[Dataset rows start]

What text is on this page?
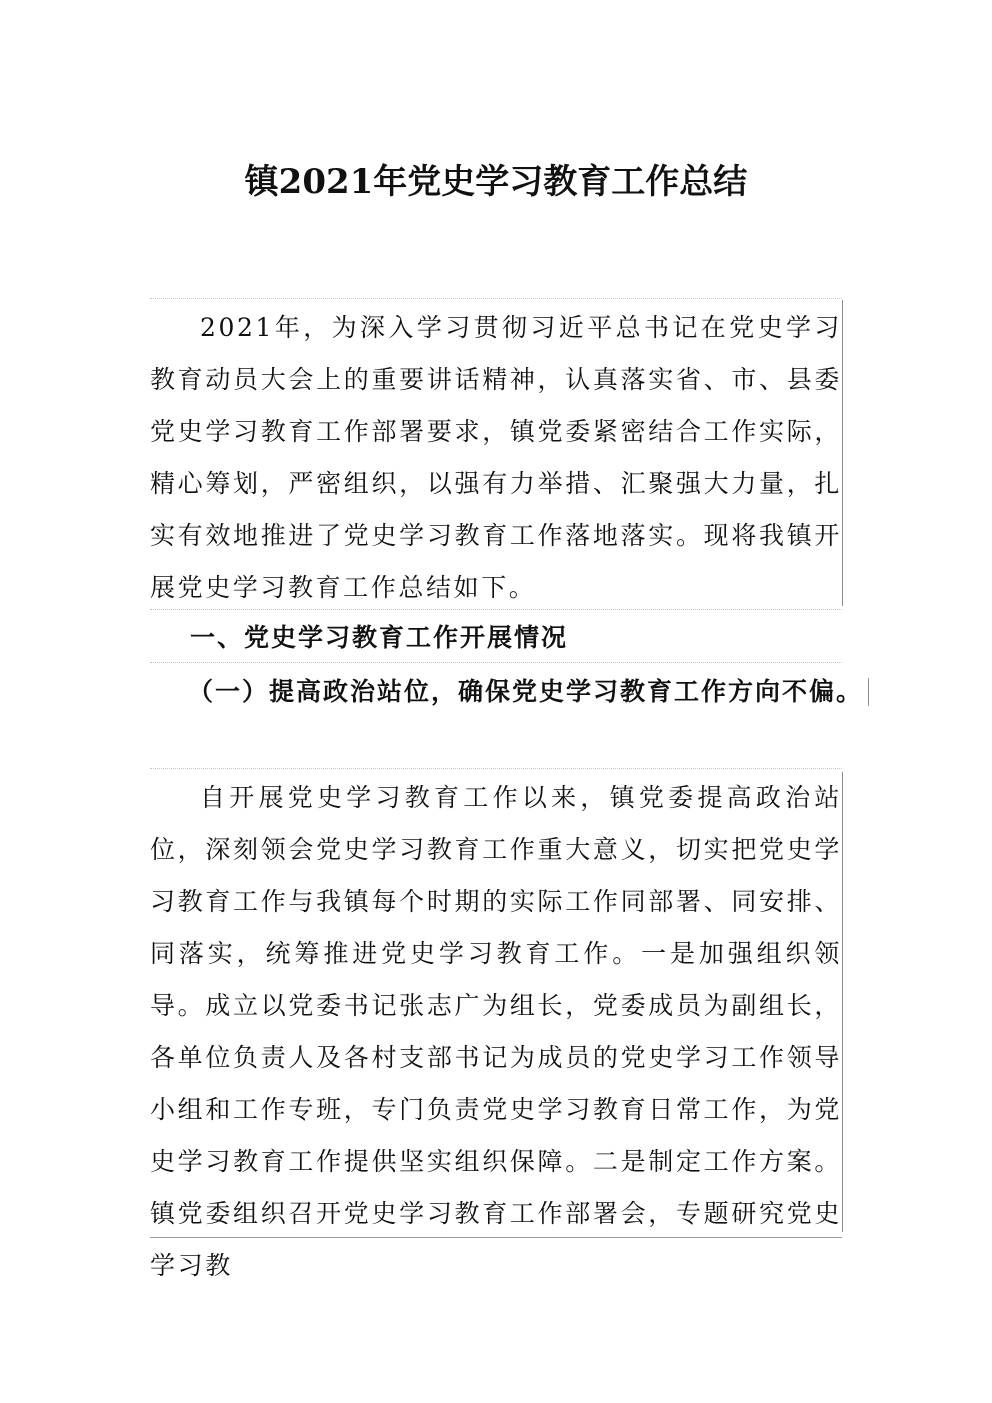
镇2021年党史学习教育工作总结

2021年，为深入学习贯彻习近平总书记在党史学习教育动员大会上的重要讲话精神，认真落实省、市、县委党史学习教育工作部署要求，镇党委紧密结合工作实际，精心筹划，严密组织，以强有力举措、汇聚强大力量，扎实有效地推进了党史学习教育工作落地落实。现将我镇开展党史学习教育工作总结如下。

一、党史学习教育工作开展情况
（一）提高政治站位，确保党史学习教育工作方向不偏。

自开展党史学习教育工作以来，镇党委提高政治站位，深刻领会党史学习教育工作重大意义，切实把党史学习教育工作与我镇每个时期的实际工作同部署、同安排、同落实，统筹推进党史学习教育工作。一是加强组织领导。成立以党委书记张志广为组长，党委成员为副组长，各单位负责人及各村支部书记为成员的党史学习工作领导小组和工作专班，专门负责党史学习教育日常工作，为党史学习教育工作提供坚实组织保障。二是制定工作方案。镇党委组织召开党史学习教育工作部署会，专题研究党史学习教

[Dataset rows end]

Stated exercise:
The data above needs to be retyped exactly, with the images left out.

The result:
What text is on this page?
镇2021年党史学习教育工作总结

2021年，为深入学习贯彻习近平总书记在党史学习教育动员大会上的重要讲话精神，认真落实省、市、县委党史学习教育工作部署要求，镇党委紧密结合工作实际，精心筹划，严密组织，以强有力举措、汇聚强大力量，扎实有效地推进了党史学习教育工作落地落实。现将我镇开展党史学习教育工作总结如下。

一、党史学习教育工作开展情况
（一）提高政治站位，确保党史学习教育工作方向不偏。

自开展党史学习教育工作以来，镇党委提高政治站位，深刻领会党史学习教育工作重大意义，切实把党史学习教育工作与我镇每个时期的实际工作同部署、同安排、同落实，统筹推进党史学习教育工作。一是加强组织领导。成立以党委书记张志广为组长，党委成员为副组长，各单位负责人及各村支部书记为成员的党史学习工作领导小组和工作专班，专门负责党史学习教育日常工作，为党史学习教育工作提供坚实组织保障。二是制定工作方案。镇党委组织召开党史学习教育工作部署会，专题研究党史学习教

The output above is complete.